[Prompt]: Reproduce the listing word for word, leaving every picture behind.

[Data listing]:

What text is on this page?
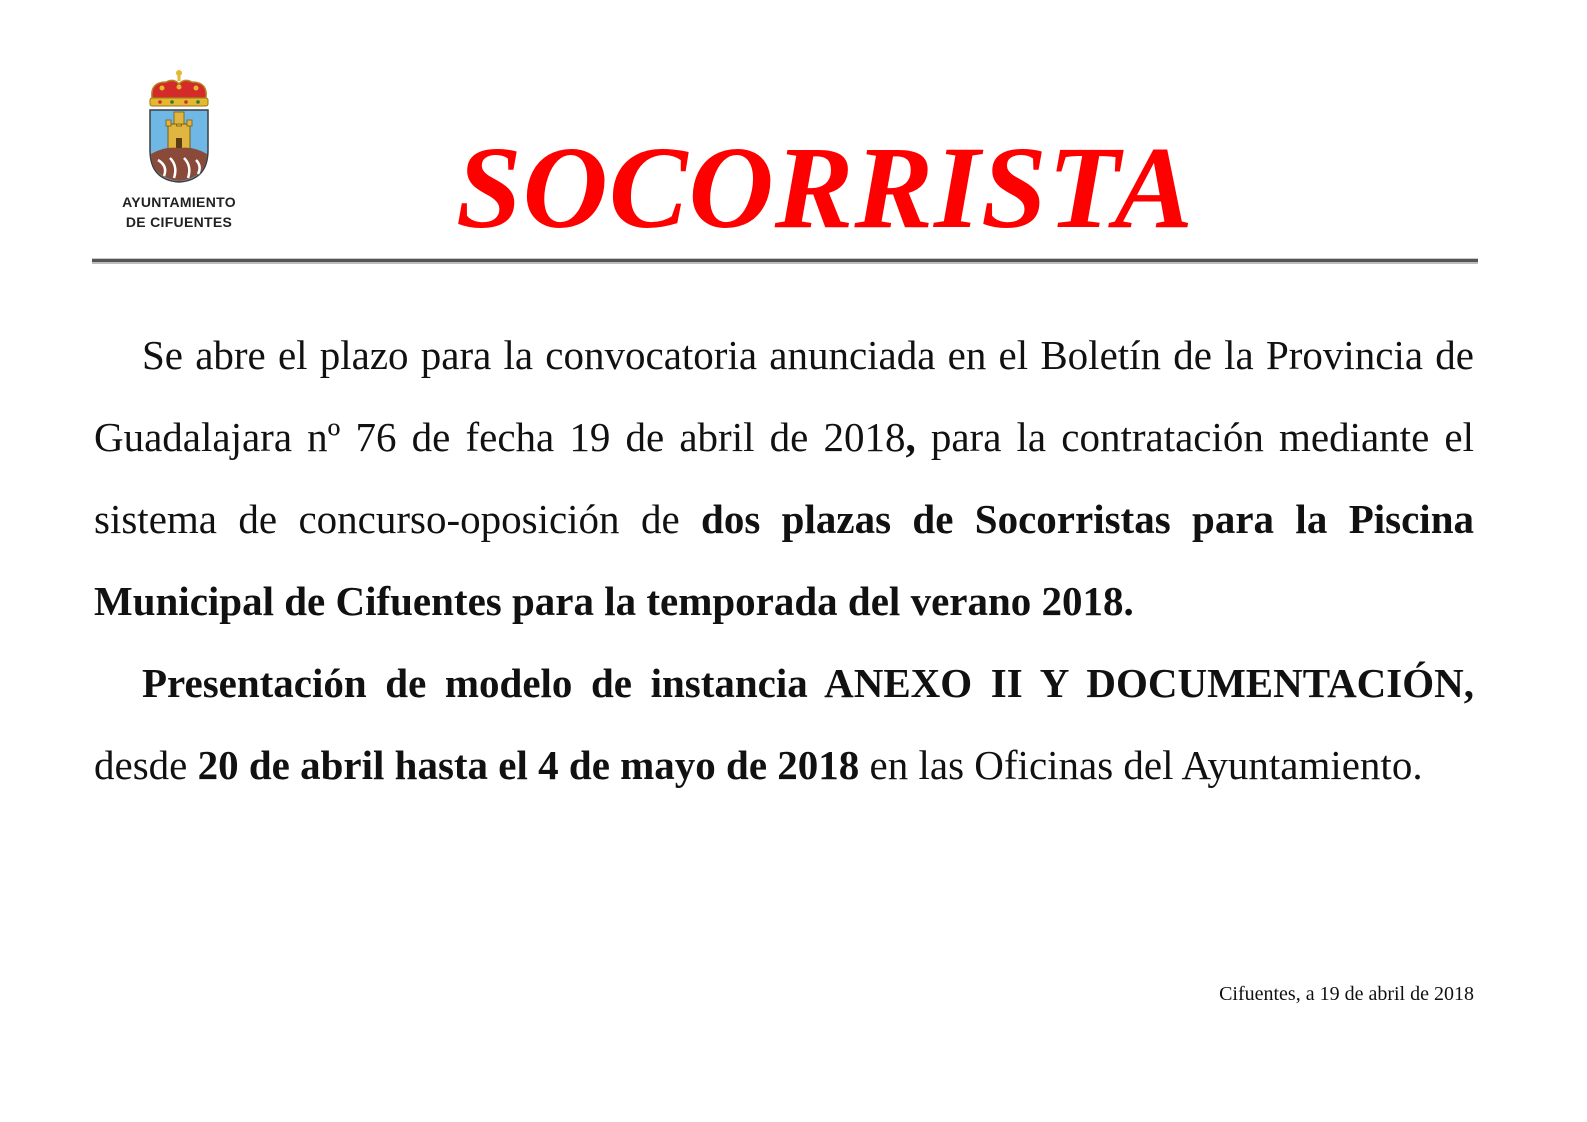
AYUNTAMIENTO
DE CIFUENTES SOCORRISTA

Se abre el plazo para la convocatoria anunciada en el Boletín de la Provincia de Guadalajara nº 76 de fecha 19 de abril de 2018, para la contratación mediante el sistema de concurso-oposición de dos plazas de Socorristas para la Piscina Municipal de Cifuentes para la temporada del verano 2018.

Presentación de modelo de instancia ANEXO II Y DOCUMENTACIÓN, desde 20 de abril hasta el 4 de mayo de 2018 en las Oficinas del Ayuntamiento.

Cifuentes, a 19 de abril de 2018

[Result]:
What text is on this page?
AYUNTAMIENTO
DE CIFUENTES SOCORRISTA

Se abre el plazo para la convocatoria anunciada en el Boletín de la Provincia de Guadalajara nº 76 de fecha 19 de abril de 2018, para la contratación mediante el sistema de concurso-oposición de dos plazas de Socorristas para la Piscina Municipal de Cifuentes para la temporada del verano 2018.

Presentación de modelo de instancia ANEXO II Y DOCUMENTACIÓN, desde 20 de abril hasta el 4 de mayo de 2018 en las Oficinas del Ayuntamiento.

Cifuentes, a 19 de abril de 2018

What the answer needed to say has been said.